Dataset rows
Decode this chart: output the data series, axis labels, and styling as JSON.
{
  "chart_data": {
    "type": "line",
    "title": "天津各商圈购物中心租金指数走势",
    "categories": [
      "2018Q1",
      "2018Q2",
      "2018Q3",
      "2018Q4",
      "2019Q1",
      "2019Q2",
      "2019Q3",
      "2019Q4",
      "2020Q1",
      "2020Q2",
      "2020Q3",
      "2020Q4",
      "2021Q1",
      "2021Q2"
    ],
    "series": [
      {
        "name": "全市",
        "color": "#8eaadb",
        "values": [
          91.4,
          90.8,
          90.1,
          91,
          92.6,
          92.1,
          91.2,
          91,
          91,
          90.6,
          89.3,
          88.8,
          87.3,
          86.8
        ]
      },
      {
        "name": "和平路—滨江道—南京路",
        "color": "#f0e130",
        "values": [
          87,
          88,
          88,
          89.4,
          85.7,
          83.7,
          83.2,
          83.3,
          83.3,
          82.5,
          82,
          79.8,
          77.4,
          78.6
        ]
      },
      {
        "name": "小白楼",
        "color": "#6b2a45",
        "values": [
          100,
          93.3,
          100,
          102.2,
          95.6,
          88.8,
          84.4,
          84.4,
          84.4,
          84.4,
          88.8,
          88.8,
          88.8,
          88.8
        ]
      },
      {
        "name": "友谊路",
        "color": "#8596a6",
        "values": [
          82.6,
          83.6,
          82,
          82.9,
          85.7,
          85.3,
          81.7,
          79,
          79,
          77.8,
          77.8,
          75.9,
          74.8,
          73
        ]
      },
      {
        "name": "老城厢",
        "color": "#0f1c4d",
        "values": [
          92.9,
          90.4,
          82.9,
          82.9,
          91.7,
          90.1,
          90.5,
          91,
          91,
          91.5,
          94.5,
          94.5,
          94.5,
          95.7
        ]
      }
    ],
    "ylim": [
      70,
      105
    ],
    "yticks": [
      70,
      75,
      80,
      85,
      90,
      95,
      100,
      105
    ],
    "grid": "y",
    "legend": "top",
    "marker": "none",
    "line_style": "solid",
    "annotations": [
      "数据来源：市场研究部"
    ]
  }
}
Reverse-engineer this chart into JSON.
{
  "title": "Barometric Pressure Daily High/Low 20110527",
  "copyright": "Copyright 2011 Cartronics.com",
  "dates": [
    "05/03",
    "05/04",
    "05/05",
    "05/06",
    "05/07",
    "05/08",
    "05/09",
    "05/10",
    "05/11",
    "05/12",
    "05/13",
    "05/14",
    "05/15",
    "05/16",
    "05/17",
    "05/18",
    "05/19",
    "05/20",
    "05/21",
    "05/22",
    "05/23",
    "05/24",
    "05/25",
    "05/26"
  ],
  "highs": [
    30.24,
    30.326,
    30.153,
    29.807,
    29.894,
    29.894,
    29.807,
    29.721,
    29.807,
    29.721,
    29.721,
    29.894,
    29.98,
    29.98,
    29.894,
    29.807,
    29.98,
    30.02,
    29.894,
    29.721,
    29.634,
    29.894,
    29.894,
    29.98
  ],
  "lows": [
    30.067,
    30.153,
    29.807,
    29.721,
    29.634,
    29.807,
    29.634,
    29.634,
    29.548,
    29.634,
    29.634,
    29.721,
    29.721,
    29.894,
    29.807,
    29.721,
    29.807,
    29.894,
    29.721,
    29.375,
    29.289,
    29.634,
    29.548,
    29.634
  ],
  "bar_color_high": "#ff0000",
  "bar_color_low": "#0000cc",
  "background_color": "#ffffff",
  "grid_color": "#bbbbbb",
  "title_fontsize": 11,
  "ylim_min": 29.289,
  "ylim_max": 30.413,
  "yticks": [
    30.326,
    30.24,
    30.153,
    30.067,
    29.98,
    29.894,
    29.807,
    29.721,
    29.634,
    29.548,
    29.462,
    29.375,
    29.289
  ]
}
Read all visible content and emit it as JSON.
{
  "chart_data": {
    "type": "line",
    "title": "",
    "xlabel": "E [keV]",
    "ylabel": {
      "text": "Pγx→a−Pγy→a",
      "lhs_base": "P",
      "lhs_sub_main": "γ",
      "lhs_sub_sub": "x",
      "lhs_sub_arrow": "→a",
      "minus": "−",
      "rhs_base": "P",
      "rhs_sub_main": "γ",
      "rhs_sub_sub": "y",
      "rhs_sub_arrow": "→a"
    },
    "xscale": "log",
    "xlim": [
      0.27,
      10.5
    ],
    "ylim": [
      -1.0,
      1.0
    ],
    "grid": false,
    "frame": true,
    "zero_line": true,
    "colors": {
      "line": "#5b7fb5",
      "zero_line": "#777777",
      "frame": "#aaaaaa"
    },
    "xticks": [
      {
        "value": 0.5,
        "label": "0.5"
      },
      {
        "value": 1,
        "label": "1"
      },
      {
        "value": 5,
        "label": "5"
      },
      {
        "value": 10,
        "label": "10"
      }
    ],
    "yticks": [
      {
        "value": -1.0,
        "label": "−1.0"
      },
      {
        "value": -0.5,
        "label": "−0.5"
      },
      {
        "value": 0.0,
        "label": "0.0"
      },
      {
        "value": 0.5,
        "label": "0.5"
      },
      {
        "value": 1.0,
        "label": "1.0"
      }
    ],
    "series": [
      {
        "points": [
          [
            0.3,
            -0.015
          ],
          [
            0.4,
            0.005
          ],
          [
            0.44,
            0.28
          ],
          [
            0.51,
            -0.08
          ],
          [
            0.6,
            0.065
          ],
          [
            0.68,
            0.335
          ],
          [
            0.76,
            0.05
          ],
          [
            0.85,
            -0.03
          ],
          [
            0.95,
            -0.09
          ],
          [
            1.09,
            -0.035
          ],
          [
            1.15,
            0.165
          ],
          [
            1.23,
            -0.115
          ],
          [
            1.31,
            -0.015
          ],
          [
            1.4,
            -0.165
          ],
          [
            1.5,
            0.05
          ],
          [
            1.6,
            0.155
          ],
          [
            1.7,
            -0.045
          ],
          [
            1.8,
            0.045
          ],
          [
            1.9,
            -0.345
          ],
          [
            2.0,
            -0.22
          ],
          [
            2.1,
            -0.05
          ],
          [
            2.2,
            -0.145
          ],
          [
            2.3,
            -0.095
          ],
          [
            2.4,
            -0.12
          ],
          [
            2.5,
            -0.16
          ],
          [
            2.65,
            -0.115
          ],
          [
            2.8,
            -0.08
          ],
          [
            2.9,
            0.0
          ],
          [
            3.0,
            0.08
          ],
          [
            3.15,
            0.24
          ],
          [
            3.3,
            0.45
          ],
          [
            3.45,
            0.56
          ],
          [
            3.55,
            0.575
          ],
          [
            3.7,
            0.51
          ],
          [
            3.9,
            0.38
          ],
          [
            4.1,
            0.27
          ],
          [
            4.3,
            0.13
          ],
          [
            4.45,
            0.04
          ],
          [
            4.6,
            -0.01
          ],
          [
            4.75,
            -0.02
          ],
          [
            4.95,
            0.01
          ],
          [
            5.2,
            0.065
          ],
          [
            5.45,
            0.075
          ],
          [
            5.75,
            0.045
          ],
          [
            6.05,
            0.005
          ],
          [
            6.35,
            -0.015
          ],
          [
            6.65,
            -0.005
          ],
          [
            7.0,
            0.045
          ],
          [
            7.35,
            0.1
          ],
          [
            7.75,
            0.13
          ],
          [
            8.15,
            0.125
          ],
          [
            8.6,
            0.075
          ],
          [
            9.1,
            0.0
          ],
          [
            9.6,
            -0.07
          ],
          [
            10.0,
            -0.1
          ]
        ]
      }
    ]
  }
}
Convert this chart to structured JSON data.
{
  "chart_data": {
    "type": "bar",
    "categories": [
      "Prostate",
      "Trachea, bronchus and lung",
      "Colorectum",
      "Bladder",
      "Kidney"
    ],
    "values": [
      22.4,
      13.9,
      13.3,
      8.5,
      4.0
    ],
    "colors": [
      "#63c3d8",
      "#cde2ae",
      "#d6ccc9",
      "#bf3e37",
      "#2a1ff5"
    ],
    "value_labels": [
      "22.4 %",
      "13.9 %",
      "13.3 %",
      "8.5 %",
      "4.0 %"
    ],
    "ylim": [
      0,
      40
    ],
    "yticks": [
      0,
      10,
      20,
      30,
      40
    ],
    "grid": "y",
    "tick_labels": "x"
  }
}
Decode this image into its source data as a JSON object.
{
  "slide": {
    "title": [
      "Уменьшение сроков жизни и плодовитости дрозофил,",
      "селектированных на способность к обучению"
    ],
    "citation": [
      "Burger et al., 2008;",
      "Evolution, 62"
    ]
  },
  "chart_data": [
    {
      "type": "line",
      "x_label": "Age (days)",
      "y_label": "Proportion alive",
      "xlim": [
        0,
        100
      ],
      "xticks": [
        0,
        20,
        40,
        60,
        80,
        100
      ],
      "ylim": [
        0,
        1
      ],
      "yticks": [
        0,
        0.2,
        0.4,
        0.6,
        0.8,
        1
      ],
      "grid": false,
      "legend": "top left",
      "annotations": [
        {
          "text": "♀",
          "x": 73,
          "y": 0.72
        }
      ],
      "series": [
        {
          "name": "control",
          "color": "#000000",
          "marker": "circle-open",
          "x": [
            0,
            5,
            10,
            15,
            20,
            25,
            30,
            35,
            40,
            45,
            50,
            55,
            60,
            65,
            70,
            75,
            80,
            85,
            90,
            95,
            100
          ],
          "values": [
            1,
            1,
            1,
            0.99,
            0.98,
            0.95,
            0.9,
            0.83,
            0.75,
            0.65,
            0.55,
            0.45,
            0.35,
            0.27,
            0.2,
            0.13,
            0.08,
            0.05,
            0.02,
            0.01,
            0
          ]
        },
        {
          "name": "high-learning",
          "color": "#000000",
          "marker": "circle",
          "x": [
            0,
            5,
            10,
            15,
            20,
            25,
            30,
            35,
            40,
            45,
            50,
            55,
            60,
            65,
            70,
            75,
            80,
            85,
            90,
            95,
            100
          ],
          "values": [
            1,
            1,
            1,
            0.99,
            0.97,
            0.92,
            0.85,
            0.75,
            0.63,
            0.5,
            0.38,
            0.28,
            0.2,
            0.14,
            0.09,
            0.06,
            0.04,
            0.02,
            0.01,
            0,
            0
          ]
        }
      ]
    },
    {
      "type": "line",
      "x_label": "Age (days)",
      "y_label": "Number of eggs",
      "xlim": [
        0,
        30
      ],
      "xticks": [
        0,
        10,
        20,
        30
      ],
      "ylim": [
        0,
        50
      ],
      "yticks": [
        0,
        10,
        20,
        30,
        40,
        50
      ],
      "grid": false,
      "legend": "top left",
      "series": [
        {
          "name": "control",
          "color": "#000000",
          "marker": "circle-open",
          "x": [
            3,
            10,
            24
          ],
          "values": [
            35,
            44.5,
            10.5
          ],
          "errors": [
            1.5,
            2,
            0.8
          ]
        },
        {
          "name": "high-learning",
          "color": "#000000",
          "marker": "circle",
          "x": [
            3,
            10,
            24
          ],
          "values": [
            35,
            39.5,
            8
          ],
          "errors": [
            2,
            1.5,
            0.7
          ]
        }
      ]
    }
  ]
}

**Problem details**
For each line in the data above that contains the string "Decode", extract the line.

**Response to the exercise**
Decode this chart: output the data series, axis labels, and styling as JSON.
Decode this image into its source data as a JSON object.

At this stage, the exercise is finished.